Exercise —
Give the number of lines in the listing that hold the word "ruleset". Write nothing but that number.
%%
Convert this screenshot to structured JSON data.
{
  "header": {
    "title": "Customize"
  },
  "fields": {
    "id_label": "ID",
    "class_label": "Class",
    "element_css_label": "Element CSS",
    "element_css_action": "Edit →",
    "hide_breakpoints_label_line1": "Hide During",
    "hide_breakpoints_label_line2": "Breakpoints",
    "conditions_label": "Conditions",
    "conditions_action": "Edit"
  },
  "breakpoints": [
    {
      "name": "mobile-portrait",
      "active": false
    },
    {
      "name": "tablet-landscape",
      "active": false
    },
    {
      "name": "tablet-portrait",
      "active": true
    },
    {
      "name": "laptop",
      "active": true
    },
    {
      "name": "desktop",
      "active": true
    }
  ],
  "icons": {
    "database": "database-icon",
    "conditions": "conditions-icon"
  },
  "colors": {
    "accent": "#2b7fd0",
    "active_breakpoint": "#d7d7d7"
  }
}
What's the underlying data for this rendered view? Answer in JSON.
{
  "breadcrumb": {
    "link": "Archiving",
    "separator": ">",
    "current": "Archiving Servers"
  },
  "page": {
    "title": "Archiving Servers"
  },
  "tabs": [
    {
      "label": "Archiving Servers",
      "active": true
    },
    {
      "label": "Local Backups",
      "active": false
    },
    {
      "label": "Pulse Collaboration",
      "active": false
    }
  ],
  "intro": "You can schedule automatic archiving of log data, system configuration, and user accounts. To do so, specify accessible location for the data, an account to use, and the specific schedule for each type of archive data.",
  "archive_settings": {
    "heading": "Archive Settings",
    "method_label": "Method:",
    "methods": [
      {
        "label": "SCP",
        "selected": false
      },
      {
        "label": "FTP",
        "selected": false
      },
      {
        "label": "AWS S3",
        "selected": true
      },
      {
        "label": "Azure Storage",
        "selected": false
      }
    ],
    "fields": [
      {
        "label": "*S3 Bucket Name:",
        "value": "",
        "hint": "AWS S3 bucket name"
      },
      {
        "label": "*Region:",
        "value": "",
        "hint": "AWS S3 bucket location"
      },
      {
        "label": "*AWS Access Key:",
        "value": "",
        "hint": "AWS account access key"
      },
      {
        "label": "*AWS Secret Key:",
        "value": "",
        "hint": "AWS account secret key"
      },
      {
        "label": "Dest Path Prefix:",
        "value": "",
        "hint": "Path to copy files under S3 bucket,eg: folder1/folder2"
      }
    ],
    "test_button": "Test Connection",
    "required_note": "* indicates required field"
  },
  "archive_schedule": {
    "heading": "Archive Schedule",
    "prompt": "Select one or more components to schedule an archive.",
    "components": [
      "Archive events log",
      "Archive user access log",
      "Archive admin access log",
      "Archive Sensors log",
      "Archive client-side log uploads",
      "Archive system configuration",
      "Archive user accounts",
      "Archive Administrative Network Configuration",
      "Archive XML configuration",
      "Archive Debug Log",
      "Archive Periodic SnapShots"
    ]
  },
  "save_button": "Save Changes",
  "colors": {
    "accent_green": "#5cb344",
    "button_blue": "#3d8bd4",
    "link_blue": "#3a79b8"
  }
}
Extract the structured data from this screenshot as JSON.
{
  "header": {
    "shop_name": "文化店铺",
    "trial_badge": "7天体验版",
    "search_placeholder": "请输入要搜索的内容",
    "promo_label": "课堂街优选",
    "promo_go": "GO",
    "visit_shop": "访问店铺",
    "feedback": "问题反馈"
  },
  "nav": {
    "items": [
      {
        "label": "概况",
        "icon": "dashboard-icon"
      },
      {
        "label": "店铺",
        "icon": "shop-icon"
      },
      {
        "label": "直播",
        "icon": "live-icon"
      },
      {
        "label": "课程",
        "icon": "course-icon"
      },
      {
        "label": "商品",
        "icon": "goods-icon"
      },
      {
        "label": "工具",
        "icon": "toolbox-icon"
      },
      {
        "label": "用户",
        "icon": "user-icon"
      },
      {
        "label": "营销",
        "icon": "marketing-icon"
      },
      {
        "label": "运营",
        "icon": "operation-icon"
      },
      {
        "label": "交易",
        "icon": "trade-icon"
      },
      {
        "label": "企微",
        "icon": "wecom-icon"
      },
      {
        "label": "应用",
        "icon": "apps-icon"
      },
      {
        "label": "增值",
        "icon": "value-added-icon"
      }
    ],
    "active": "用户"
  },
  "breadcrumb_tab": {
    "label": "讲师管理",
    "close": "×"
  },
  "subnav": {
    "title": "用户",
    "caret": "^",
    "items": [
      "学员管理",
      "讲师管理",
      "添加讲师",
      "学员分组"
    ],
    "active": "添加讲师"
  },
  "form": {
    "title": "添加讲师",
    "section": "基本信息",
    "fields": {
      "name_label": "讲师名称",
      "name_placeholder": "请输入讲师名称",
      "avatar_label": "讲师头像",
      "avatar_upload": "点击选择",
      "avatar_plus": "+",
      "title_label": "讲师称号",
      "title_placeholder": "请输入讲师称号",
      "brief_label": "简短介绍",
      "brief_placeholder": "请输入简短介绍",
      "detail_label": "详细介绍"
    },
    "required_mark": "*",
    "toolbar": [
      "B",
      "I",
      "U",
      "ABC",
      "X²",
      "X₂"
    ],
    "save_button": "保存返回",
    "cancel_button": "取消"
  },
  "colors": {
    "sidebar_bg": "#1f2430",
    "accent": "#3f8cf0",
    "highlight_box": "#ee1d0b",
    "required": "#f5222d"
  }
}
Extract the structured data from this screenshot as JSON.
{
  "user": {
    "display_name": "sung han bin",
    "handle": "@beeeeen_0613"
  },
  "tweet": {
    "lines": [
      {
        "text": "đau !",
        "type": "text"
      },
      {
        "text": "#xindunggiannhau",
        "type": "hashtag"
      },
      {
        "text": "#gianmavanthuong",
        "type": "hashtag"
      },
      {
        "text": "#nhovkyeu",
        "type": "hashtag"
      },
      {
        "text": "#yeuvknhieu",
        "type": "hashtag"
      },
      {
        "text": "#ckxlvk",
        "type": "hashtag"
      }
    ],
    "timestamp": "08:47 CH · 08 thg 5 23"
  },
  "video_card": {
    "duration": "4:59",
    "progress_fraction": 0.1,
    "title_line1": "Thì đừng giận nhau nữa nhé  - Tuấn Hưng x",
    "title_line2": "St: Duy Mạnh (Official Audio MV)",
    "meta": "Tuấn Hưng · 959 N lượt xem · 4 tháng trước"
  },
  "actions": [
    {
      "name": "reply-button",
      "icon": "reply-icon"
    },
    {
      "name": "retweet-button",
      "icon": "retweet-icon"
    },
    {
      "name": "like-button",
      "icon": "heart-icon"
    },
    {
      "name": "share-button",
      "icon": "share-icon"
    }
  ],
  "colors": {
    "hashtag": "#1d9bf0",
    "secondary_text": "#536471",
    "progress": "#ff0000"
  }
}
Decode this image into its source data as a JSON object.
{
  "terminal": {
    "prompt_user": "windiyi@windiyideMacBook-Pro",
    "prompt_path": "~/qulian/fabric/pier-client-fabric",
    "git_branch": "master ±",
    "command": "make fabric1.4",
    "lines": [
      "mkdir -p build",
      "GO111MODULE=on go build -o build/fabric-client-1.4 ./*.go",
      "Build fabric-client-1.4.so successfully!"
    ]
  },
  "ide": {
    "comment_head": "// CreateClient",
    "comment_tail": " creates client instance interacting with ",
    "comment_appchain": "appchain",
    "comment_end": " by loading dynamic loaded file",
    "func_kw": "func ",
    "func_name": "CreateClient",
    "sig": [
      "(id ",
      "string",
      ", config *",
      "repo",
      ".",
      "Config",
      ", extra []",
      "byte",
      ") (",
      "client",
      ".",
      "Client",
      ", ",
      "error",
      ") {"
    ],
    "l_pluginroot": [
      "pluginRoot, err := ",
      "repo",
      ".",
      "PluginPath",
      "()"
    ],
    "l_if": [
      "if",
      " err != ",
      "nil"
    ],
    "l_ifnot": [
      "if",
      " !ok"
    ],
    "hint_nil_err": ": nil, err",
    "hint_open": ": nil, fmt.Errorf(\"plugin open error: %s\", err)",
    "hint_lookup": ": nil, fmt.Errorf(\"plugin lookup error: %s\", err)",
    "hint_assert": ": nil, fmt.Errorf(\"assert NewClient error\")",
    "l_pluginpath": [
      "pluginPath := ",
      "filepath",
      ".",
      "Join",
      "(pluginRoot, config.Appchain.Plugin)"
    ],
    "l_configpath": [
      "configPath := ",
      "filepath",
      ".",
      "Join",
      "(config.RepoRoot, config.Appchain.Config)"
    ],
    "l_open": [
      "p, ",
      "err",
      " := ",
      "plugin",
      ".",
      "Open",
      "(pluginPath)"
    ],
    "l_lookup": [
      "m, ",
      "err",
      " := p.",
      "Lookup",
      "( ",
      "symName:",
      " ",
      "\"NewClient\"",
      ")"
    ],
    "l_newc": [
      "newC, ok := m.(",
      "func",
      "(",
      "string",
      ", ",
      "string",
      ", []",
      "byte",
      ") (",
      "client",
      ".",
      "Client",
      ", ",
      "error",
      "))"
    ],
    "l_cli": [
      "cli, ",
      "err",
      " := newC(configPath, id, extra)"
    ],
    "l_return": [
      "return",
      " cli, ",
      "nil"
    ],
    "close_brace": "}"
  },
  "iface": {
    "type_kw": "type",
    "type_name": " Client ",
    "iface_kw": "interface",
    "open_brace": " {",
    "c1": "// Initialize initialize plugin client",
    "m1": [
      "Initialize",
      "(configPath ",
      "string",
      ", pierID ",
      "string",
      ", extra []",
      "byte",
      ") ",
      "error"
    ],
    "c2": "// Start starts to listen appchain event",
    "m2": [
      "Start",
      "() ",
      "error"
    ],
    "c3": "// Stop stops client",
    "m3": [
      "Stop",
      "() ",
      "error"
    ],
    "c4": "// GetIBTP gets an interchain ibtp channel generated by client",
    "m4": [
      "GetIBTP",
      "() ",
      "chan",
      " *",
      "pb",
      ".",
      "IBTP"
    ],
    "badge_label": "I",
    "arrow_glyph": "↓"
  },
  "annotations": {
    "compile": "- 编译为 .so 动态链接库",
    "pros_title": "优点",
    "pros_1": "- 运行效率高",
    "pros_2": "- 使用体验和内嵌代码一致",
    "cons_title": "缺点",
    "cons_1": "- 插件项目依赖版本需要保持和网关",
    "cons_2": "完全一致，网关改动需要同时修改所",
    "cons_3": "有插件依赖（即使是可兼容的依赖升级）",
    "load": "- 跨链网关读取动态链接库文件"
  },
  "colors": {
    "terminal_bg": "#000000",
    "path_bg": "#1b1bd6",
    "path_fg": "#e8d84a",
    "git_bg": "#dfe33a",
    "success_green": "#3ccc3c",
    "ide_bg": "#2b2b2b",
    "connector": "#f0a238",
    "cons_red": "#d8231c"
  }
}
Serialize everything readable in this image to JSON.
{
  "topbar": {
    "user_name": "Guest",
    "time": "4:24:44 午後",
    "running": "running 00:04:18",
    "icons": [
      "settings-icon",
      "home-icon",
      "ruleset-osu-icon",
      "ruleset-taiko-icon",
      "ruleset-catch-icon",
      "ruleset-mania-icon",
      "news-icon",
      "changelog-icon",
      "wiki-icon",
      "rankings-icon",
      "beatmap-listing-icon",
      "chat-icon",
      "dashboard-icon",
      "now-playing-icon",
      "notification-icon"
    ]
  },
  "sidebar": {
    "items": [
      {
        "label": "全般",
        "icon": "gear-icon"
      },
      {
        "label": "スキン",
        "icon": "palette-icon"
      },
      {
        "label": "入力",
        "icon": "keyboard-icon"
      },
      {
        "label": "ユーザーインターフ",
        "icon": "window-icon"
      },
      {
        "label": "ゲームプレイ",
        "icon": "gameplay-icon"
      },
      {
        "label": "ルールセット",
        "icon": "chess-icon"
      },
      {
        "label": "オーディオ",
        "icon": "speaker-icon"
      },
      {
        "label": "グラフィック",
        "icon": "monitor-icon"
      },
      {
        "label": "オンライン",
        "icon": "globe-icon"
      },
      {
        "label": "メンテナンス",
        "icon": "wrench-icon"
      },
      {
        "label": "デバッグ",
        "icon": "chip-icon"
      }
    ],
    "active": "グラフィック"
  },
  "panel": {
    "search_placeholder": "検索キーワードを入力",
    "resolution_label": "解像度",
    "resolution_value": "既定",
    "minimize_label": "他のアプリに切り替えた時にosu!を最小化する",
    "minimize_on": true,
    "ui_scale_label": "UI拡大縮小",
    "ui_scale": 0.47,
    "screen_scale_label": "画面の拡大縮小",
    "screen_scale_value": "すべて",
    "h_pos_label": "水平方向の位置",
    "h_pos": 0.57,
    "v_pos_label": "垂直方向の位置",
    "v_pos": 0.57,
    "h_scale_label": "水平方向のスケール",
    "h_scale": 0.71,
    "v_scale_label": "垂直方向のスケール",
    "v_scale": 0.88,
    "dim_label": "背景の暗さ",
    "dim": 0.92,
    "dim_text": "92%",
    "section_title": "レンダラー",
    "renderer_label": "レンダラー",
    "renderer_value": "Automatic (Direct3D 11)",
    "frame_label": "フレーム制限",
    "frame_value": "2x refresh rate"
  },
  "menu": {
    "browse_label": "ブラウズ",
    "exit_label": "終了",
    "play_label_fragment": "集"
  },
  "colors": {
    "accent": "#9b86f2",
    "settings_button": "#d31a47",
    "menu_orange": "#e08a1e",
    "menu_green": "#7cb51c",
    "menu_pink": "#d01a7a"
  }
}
%%
Expected answer —
4